= Metin Bölümü =
Birlikte Yaşama Ahlakı
Modern zamanlarda sıkça dillendirilen meselelerden birisi de “Birlikte yaşama ahlakı” konusudur. İnsanlık doğusuyla batısıyla belki de tarihin hiçbir kesitinde tanık olmadığı ölçekte siyasi, dinî ve etnik eksenli ayrımcılık, dışlama gibi olgularla karşı karşıyadır. Bu nedenle olsa gerek ki, zengin bir birlikte yaşama tecrübesine ve kültürüne sahip insanlık, bu yaşanan olumsuz sürecin ve vakıanın ilgi ve ilintileri üzerinde kafa yorma gereksinimi duymuştur. Zira söz konusu tehdit, gün geçtikçe istemli ya da istem dışı hemen herkesi bir şekilde kapsam alanına çekmektedir. Neticede terör, şiddet ve savaşlar belirli coğrafyalara özgülense de insanlık topyekûn yaşanamaz bir dünyaya doğru hızla yol almaktadır.
Etnik kökenleri, coğrafyası, dili ve dini farklı olanların yanı sıra; aynı dine mensup olup farklı mezhep ve meşrepleri benimsemiş kimselerin hatta aynı aile bireylerinin bir arada yaşamalarının terimsel ifadesidir “birlikte yaşama”. Bu itibarla birlikte yaşamanın kapsamı oldukça geniştir.
Günümüzde ifade ettiği kavramsal anlam bir tarafa, insanlığın/insanoğlunun atası Hz. Âdem ve eşinin yaşam serüvenine birlikte başlamaları da, birlikte yaşamanın tarihsel kökeni konusunda bizlere bir fikir vermektedir. Bu noktada iki insan aynı ortamı paylaştığında birlikte yaşamanın hem hukuku hem de ahlakı gündeme gelir. Ahlak, daha iradi ve içsel/içkin bir reflekstir. Dolayısıyla arzulanan, bir arada yaşamanın kurallarının ahlak zeminine oturmasıdır. Kur’an-ı Kerim’de Hz. Peygamberin ahlakının yüceliğine vurgu yapılması da bu ifadelerin desteklenmesi bağlamında zikredilebilir. Zira hukuk normatiftir, kurallar içselleştirilsin içselleştirilmesin zahirde iradi ya da gayriiradi uyulması, tabi olunması gerekir. Bunun tabii sonucu hukukun tanzim ettiği ilişkiler çoğunlukla mekanik bir hüviyet arz eder. Ahlak ise, insanın âdeta eti-kemiği mesabesinde olup ondan ayrılmaz bir vasıf, tutum, davranış olarak sudur eder. Söz gelimi kamera kaydı olmadığında ya da polisin tespit ihtimali bulunmadığında da kırmızı ışıkta durmak ahlaki bir davranıştır.

(Yerleşim öğesi açıklamaları)
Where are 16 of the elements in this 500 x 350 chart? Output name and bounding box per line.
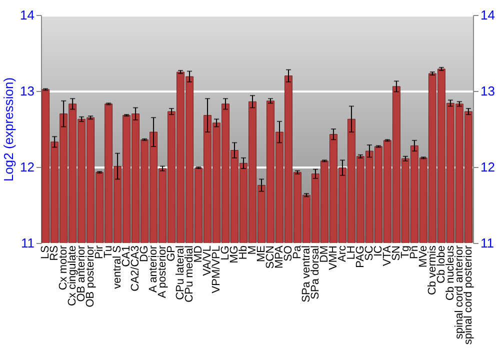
- y-axis-title: Log2 (expression): [1, 77, 16, 182]
- x-tick-label: IC: [372, 245, 384, 256]
- y2-tick-label: 11: [480, 236, 494, 250]
- y2-tick-label: 14: [480, 8, 495, 22]
- y2-tick-label: 12: [480, 160, 495, 174]
- x-tick-label: MVe: [417, 246, 430, 268]
- y-tick-label: 12: [20, 160, 34, 174]
- y-tick-label: 11: [21, 236, 34, 250]
- y-tick-label: 14: [20, 8, 34, 22]
- y-tick-label: 13: [20, 84, 34, 98]
- x-tick-label: A posterior: [156, 245, 169, 298]
- x-tick-label: SCN: [264, 245, 276, 269]
- x-tick-label: M: [246, 246, 258, 255]
- x-tick-label: OB posterior: [84, 245, 97, 308]
- y2-tick-label: 13: [480, 84, 495, 98]
- x-tick-label: RS: [48, 246, 61, 261]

= Verilen Görev =
Birlikte yaşama ahlakı yazısında "Etnik kökenleri, coğrafyası, dili" ifadesinden "kapsamı oldukça geniştir." ifadesine kadar uzanan kısmı, "kimselerin" yerine "kişilerin" koyarak düzenleyip yeniden yazar mısınız?

= Sorunun Çözümü =
Etnik kökenleri, coğrafyası, dili ve dini farklı olanların yanı sıra; aynı dine mensup olup farklı mezhep ve meşrepleri benimsemiş kişilerin hatta aynı aile bireylerinin bir arada yaşamalarının terimsel ifadesidir “birlikte yaşama”. Bu itibarla birlikte yaşamanın kapsamı oldukça geniştir.